[Rows from a dataset]
+--

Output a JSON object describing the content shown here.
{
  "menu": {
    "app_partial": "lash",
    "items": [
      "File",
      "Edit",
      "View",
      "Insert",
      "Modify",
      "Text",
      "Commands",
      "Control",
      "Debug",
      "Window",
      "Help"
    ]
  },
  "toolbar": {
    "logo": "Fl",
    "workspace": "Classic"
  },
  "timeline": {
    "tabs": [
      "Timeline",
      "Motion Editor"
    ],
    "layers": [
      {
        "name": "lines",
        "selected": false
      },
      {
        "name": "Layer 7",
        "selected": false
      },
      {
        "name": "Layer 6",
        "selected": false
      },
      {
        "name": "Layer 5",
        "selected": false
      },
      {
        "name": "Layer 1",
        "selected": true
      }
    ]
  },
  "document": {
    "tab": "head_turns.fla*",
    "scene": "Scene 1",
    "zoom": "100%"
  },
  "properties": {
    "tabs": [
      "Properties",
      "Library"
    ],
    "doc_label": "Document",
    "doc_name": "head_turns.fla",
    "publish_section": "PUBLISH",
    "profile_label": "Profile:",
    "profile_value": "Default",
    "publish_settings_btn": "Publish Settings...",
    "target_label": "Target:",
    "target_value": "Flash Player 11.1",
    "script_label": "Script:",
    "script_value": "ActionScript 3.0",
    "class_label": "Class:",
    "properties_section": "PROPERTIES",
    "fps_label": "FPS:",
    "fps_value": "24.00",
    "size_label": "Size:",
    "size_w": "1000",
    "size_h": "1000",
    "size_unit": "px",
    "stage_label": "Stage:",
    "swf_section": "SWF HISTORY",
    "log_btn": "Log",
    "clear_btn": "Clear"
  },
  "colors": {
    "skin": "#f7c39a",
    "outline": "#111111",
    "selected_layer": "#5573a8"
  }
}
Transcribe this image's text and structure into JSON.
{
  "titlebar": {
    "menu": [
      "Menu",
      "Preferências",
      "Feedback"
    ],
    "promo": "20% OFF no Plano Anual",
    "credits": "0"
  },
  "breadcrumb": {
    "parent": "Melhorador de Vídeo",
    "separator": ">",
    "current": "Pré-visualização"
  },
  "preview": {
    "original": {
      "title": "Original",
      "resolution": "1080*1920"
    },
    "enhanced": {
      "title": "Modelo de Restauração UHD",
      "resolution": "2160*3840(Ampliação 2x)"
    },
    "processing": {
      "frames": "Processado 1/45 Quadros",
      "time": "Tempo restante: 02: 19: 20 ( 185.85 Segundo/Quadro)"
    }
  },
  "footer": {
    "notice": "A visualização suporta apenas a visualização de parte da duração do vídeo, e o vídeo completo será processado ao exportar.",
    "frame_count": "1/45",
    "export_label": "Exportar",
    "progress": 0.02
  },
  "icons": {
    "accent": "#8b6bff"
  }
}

+--

**EXERCISE OBJECTIVE:** Your task is to output all of the data above word for word.

**RESULT FOR THIS TASK:**
Output a JSON object describing the content shown here.
{
  "menu": {
    "app_partial": "lash",
    "items": [
      "File",
      "Edit",
      "View",
      "Insert",
      "Modify",
      "Text",
      "Commands",
      "Control",
      "Debug",
      "Window",
      "Help"
    ]
  },
  "toolbar": {
    "logo": "Fl",
    "workspace": "Classic"
  },
  "timeline": {
    "tabs": [
      "Timeline",
      "Motion Editor"
    ],
    "layers": [
      {
        "name": "lines",
        "selected": false
      },
      {
        "name": "Layer 7",
        "selected": false
      },
      {
        "name": "Layer 6",
        "selected": false
      },
      {
        "name": "Layer 5",
        "selected": false
      },
      {
        "name": "Layer 1",
        "selected": true
      }
    ]
  },
  "document": {
    "tab": "head_turns.fla*",
    "scene": "Scene 1",
    "zoom": "100%"
  },
  "properties": {
    "tabs": [
      "Properties",
      "Library"
    ],
    "doc_label": "Document",
    "doc_name": "head_turns.fla",
    "publish_section": "PUBLISH",
    "profile_label": "Profile:",
    "profile_value": "Default",
    "publish_settings_btn": "Publish Settings...",
    "target_label": "Target:",
    "target_value": "Flash Player 11.1",
    "script_label": "Script:",
    "script_value": "ActionScript 3.0",
    "class_label": "Class:",
    "properties_section": "PROPERTIES",
    "fps_label": "FPS:",
    "fps_value": "24.00",
    "size_label": "Size:",
    "size_w": "1000",
    "size_h": "1000",
    "size_unit": "px",
    "stage_label": "Stage:",
    "swf_section": "SWF HISTORY",
    "log_btn": "Log",
    "clear_btn": "Clear"
  },
  "colors": {
    "skin": "#f7c39a",
    "outline": "#111111",
    "selected_layer": "#5573a8"
  }
}
Transcribe this image's text and structure into JSON.
{
  "titlebar": {
    "menu": [
      "Menu",
      "Preferências",
      "Feedback"
    ],
    "promo": "20% OFF no Plano Anual",
    "credits": "0"
  },
  "breadcrumb": {
    "parent": "Melhorador de Vídeo",
    "separator": ">",
    "current": "Pré-visualização"
  },
  "preview": {
    "original": {
      "title": "Original",
      "resolution": "1080*1920"
    },
    "enhanced": {
      "title": "Modelo de Restauração UHD",
      "resolution": "2160*3840(Ampliação 2x)"
    },
    "processing": {
      "frames": "Processado 1/45 Quadros",
      "time": "Tempo restante: 02: 19: 20 ( 185.85 Segundo/Quadro)"
    }
  },
  "footer": {
    "notice": "A visualização suporta apenas a visualização de parte da duração do vídeo, e o vídeo completo será processado ao exportar.",
    "frame_count": "1/45",
    "export_label": "Exportar",
    "progress": 0.02
  },
  "icons": {
    "accent": "#8b6bff"
  }
}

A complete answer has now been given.